(Stored records)

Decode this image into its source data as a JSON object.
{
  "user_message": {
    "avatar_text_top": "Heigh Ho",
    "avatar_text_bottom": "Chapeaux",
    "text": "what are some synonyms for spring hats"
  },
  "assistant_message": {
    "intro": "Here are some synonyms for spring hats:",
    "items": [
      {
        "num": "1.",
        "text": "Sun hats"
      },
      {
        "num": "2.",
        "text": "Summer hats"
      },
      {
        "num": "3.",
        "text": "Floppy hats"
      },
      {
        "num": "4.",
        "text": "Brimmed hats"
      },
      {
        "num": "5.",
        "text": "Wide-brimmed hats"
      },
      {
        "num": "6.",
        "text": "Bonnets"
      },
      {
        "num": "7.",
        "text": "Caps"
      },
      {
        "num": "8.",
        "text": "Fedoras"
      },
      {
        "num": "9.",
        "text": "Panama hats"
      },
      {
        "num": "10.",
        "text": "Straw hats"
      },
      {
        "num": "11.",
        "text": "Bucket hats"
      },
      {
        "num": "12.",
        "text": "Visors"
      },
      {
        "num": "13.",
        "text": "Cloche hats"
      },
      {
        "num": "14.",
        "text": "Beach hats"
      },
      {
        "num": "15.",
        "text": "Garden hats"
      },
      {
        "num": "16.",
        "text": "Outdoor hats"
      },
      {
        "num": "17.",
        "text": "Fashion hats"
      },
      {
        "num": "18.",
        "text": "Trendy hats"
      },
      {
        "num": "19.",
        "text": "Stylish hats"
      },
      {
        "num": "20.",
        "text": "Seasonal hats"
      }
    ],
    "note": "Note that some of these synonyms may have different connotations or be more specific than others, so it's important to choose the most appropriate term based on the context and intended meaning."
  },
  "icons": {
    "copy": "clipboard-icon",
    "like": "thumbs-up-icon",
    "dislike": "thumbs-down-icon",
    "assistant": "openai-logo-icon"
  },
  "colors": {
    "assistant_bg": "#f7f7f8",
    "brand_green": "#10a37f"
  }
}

__Requirement__. Which lines hold the word "some"? Copy each of them from the records.

__Complete response__.
    "text": "what are some synonyms for spring hats"
    "intro": "Here are some synonyms for spring hats:",
    "note": "Note that some of these synonyms may have different connotations or be more specific than others, so it's important to choose the most appropriate term based on the context and intended meaning."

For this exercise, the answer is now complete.